[Dataset rows about figures]
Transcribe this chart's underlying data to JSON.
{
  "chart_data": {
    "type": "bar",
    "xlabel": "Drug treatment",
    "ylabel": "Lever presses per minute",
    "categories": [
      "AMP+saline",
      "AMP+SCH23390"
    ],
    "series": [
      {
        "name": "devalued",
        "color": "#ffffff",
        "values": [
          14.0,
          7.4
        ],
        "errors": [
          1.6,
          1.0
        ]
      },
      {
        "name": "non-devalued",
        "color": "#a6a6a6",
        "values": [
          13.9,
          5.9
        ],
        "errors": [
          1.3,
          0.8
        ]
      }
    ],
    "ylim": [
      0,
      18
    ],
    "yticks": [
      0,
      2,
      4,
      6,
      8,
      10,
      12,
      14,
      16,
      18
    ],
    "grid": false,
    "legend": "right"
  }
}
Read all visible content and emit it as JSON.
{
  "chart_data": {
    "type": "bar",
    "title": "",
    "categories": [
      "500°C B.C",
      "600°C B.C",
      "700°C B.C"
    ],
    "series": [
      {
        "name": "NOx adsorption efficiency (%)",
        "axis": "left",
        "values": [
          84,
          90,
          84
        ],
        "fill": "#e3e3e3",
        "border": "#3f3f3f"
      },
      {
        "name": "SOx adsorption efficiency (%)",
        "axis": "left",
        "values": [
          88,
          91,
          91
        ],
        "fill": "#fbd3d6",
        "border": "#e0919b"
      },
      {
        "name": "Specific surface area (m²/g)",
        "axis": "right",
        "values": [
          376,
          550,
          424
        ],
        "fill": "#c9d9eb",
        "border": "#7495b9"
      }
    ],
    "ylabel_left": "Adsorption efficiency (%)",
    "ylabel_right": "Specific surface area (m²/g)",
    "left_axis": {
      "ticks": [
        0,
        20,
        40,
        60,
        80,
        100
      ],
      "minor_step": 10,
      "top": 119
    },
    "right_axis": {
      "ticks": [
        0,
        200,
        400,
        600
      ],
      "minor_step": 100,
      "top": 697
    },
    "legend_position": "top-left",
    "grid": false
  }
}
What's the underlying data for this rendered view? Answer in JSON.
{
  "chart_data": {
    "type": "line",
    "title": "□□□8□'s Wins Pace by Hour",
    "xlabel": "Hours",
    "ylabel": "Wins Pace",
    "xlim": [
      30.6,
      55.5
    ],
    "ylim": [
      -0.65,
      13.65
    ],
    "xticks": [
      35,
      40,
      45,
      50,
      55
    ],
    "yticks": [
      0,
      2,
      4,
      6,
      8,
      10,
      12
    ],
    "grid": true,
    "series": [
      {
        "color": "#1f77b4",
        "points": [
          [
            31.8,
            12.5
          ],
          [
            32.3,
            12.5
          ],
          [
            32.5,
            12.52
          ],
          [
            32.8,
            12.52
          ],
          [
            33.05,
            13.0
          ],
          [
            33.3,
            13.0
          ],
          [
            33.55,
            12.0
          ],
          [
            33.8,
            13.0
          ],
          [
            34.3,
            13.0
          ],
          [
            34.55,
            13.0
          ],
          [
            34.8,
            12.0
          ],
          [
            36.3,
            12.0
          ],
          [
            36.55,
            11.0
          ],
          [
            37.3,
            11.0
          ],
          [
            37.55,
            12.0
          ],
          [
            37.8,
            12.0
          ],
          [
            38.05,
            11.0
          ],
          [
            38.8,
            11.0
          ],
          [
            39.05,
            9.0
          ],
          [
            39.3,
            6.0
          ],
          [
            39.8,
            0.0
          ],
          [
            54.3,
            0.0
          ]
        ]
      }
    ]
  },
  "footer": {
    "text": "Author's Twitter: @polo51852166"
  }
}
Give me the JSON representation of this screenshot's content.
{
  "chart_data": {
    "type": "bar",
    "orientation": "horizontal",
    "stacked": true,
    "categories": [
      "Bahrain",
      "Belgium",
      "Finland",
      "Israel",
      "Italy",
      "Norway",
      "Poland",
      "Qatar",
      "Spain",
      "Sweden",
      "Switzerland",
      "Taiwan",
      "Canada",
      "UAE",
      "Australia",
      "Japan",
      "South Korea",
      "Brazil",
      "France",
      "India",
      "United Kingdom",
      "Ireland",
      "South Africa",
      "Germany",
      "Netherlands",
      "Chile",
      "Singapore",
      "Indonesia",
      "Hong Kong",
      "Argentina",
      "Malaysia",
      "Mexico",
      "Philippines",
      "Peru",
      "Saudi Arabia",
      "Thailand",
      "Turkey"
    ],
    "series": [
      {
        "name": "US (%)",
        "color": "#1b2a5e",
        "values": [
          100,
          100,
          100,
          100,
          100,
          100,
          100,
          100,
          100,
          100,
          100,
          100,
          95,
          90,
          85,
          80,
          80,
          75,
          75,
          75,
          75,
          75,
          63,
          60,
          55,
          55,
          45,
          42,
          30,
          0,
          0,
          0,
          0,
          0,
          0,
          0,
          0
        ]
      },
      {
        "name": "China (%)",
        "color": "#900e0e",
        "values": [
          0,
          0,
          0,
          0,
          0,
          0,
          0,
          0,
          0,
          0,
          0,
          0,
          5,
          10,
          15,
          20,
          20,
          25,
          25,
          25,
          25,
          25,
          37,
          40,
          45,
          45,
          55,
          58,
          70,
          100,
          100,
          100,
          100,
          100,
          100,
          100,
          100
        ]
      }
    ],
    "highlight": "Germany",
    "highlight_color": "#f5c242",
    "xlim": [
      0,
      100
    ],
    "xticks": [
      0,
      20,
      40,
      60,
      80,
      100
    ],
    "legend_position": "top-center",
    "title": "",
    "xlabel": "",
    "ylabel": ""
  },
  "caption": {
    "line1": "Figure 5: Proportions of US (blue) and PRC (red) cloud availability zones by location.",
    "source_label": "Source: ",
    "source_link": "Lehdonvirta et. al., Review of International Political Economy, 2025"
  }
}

◆ **Exercise prompt**: Write out the whole listing exactly.

◆ **Reply to the task**:
Transcribe this chart's underlying data to JSON.
{
  "chart_data": {
    "type": "bar",
    "xlabel": "Drug treatment",
    "ylabel": "Lever presses per minute",
    "categories": [
      "AMP+saline",
      "AMP+SCH23390"
    ],
    "series": [
      {
        "name": "devalued",
        "color": "#ffffff",
        "values": [
          14.0,
          7.4
        ],
        "errors": [
          1.6,
          1.0
        ]
      },
      {
        "name": "non-devalued",
        "color": "#a6a6a6",
        "values": [
          13.9,
          5.9
        ],
        "errors": [
          1.3,
          0.8
        ]
      }
    ],
    "ylim": [
      0,
      18
    ],
    "yticks": [
      0,
      2,
      4,
      6,
      8,
      10,
      12,
      14,
      16,
      18
    ],
    "grid": false,
    "legend": "right"
  }
}
Read all visible content and emit it as JSON.
{
  "chart_data": {
    "type": "bar",
    "title": "",
    "categories": [
      "500°C B.C",
      "600°C B.C",
      "700°C B.C"
    ],
    "series": [
      {
        "name": "NOx adsorption efficiency (%)",
        "axis": "left",
        "values": [
          84,
          90,
          84
        ],
        "fill": "#e3e3e3",
        "border": "#3f3f3f"
      },
      {
        "name": "SOx adsorption efficiency (%)",
        "axis": "left",
        "values": [
          88,
          91,
          91
        ],
        "fill": "#fbd3d6",
        "border": "#e0919b"
      },
      {
        "name": "Specific surface area (m²/g)",
        "axis": "right",
        "values": [
          376,
          550,
          424
        ],
        "fill": "#c9d9eb",
        "border": "#7495b9"
      }
    ],
    "ylabel_left": "Adsorption efficiency (%)",
    "ylabel_right": "Specific surface area (m²/g)",
    "left_axis": {
      "ticks": [
        0,
        20,
        40,
        60,
        80,
        100
      ],
      "minor_step": 10,
      "top": 119
    },
    "right_axis": {
      "ticks": [
        0,
        200,
        400,
        600
      ],
      "minor_step": 100,
      "top": 697
    },
    "legend_position": "top-left",
    "grid": false
  }
}
What's the underlying data for this rendered view? Answer in JSON.
{
  "chart_data": {
    "type": "line",
    "title": "□□□8□'s Wins Pace by Hour",
    "xlabel": "Hours",
    "ylabel": "Wins Pace",
    "xlim": [
      30.6,
      55.5
    ],
    "ylim": [
      -0.65,
      13.65
    ],
    "xticks": [
      35,
      40,
      45,
      50,
      55
    ],
    "yticks": [
      0,
      2,
      4,
      6,
      8,
      10,
      12
    ],
    "grid": true,
    "series": [
      {
        "color": "#1f77b4",
        "points": [
          [
            31.8,
            12.5
          ],
          [
            32.3,
            12.5
          ],
          [
            32.5,
            12.52
          ],
          [
            32.8,
            12.52
          ],
          [
            33.05,
            13.0
          ],
          [
            33.3,
            13.0
          ],
          [
            33.55,
            12.0
          ],
          [
            33.8,
            13.0
          ],
          [
            34.3,
            13.0
          ],
          [
            34.55,
            13.0
          ],
          [
            34.8,
            12.0
          ],
          [
            36.3,
            12.0
          ],
          [
            36.55,
            11.0
          ],
          [
            37.3,
            11.0
          ],
          [
            37.55,
            12.0
          ],
          [
            37.8,
            12.0
          ],
          [
            38.05,
            11.0
          ],
          [
            38.8,
            11.0
          ],
          [
            39.05,
            9.0
          ],
          [
            39.3,
            6.0
          ],
          [
            39.8,
            0.0
          ],
          [
            54.3,
            0.0
          ]
        ]
      }
    ]
  },
  "footer": {
    "text": "Author's Twitter: @polo51852166"
  }
}
Give me the JSON representation of this screenshot's content.
{
  "chart_data": {
    "type": "bar",
    "orientation": "horizontal",
    "stacked": true,
    "categories": [
      "Bahrain",
      "Belgium",
      "Finland",
      "Israel",
      "Italy",
      "Norway",
      "Poland",
      "Qatar",
      "Spain",
      "Sweden",
      "Switzerland",
      "Taiwan",
      "Canada",
      "UAE",
      "Australia",
      "Japan",
      "South Korea",
      "Brazil",
      "France",
      "India",
      "United Kingdom",
      "Ireland",
      "South Africa",
      "Germany",
      "Netherlands",
      "Chile",
      "Singapore",
      "Indonesia",
      "Hong Kong",
      "Argentina",
      "Malaysia",
      "Mexico",
      "Philippines",
      "Peru",
      "Saudi Arabia",
      "Thailand",
      "Turkey"
    ],
    "series": [
      {
        "name": "US (%)",
        "color": "#1b2a5e",
        "values": [
          100,
          100,
          100,
          100,
          100,
          100,
          100,
          100,
          100,
          100,
          100,
          100,
          95,
          90,
          85,
          80,
          80,
          75,
          75,
          75,
          75,
          75,
          63,
          60,
          55,
          55,
          45,
          42,
          30,
          0,
          0,
          0,
          0,
          0,
          0,
          0,
          0
        ]
      },
      {
        "name": "China (%)",
        "color": "#900e0e",
        "values": [
          0,
          0,
          0,
          0,
          0,
          0,
          0,
          0,
          0,
          0,
          0,
          0,
          5,
          10,
          15,
          20,
          20,
          25,
          25,
          25,
          25,
          25,
          37,
          40,
          45,
          45,
          55,
          58,
          70,
          100,
          100,
          100,
          100,
          100,
          100,
          100,
          100
        ]
      }
    ],
    "highlight": "Germany",
    "highlight_color": "#f5c242",
    "xlim": [
      0,
      100
    ],
    "xticks": [
      0,
      20,
      40,
      60,
      80,
      100
    ],
    "legend_position": "top-center",
    "title": "",
    "xlabel": "",
    "ylabel": ""
  },
  "caption": {
    "line1": "Figure 5: Proportions of US (blue) and PRC (red) cloud availability zones by location.",
    "source_label": "Source: ",
    "source_link": "Lehdonvirta et. al., Review of International Political Economy, 2025"
  }
}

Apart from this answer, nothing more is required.